- [課題]
本文のうち「兵庫県高砂市在住。2017年4月まで20年間トルコに滞在。」から始まり「ては、もう少し読んでみたい。」で終わる部分を、「友人」を「知人」に置き換えて書き直してください。

- [抽出テキスト]
◇ ◇ ◇ ◇ ◇

メルハバ通信

兵庫県高砂市在住。2017年4月まで20年間トルコに滞在。

ダッカのテロとIS

アタテュルク空港爆破テロもさることながら、ダッカのテロが日本の社会に与えた衝撃は大きかったに違いない。滅多に連絡のない友人まで、「テロは許さん!」と長文のメッセージを書き送って来た。
メッセージには「テロリストを全員処刑したい」とか「彼らの思想を叩き潰すべきだ」といった激しい言葉が綴られている。いつも冷静な友人からは想像もできない“怒り”だった。
日本では事件の詳細が様々な角度から報道されているようだ。ネットからその一部には目を通すことができる。あまりにも惨たらしく恐ろしいので、私は逐一読んでいないけれど、テロ行為の経過であるとか、遺族の方々へのインタビューも掲載されていた。
この悲劇を連日のように聞かされていたら、神経がどうにかなってしまうだろう。友人のメッセージからも、それは読み取れるのではないかと思った。
しかし、事件の背景にあるバングラデシュの国情などについては、もう少し読んでみたい。
6年ほど前、イスタンブール市内にある中堅財閥系の工場を訪れたところ、工場長はトルコ国籍のパレスチナ人で、彼は以前、エジプトとバングラデシュの工場に出向していた経験から次のように語っていた。
バングラデシュの人たちの“のんびり”には人の良さが感じられるし、仕事はちゃんとやってくれる。でも、エジプト人の“のんびり”は怠けているだけだ」

◇ ◇ ◇ ◇ ◇

[データセット項目]

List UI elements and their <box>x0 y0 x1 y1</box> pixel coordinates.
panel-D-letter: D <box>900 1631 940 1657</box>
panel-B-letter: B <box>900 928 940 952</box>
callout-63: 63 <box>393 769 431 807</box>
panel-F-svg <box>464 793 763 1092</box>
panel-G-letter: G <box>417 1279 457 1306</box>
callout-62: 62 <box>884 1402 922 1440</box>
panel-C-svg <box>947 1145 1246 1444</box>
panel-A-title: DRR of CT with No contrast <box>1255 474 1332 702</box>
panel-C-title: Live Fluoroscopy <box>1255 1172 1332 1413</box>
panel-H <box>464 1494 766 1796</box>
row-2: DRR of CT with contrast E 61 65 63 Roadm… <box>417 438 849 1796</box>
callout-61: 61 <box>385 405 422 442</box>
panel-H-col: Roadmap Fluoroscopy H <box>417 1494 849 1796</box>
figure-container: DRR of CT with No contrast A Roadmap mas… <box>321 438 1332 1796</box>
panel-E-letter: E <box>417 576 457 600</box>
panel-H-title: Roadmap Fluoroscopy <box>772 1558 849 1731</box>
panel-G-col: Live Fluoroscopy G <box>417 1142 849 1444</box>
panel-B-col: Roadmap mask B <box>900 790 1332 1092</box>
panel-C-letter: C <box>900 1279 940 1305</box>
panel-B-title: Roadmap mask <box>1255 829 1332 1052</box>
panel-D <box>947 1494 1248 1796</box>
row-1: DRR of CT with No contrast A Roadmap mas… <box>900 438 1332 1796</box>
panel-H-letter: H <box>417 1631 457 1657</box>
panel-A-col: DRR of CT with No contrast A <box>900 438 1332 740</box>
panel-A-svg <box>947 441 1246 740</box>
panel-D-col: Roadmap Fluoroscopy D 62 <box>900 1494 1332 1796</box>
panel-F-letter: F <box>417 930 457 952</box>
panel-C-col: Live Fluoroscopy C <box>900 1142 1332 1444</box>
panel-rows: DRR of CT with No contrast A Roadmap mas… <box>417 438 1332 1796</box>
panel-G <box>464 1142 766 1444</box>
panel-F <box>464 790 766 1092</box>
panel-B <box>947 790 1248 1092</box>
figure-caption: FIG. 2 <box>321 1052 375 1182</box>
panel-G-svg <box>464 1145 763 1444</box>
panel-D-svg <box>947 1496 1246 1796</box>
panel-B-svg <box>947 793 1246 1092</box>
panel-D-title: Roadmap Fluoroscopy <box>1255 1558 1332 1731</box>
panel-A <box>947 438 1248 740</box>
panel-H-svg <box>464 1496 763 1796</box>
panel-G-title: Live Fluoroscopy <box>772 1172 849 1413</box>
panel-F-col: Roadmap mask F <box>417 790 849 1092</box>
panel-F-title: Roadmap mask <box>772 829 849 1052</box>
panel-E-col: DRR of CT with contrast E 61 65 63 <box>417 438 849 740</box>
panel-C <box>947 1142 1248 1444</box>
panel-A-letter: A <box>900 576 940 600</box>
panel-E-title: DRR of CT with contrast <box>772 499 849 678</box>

◇ ◇ ◇ ◇ ◇

- [解答]
兵庫県高砂市在住。2017年4月まで20年間トルコに滞在。

ダッカのテロとIS

アタテュルク空港爆破テロもさることながら、ダッカのテロが日本の社会に与えた衝撃は大きかったに違いない。滅多に連絡のない知人まで、「テロは許さん!」と長文のメッセージを書き送って来た。
メッセージには「テロリストを全員処刑したい」とか「彼らの思想を叩き潰すべきだ」といった激しい言葉が綴られている。いつも冷静な知人からは想像もできない“怒り”だった。
日本では事件の詳細が様々な角度から報道されているようだ。ネットからその一部には目を通すことができる。あまりにも惨たらしく恐ろしいので、私は逐一読んでいないけれど、テロ行為の経過であるとか、遺族の方々へのインタビューも掲載されていた。
この悲劇を連日のように聞かされていたら、神経がどうにかなってしまうだろう。知人のメッセージからも、それは読み取れるのではないかと思った。
しかし、事件の背景にあるバングラデシュの国情などについては、もう少し読んでみたい。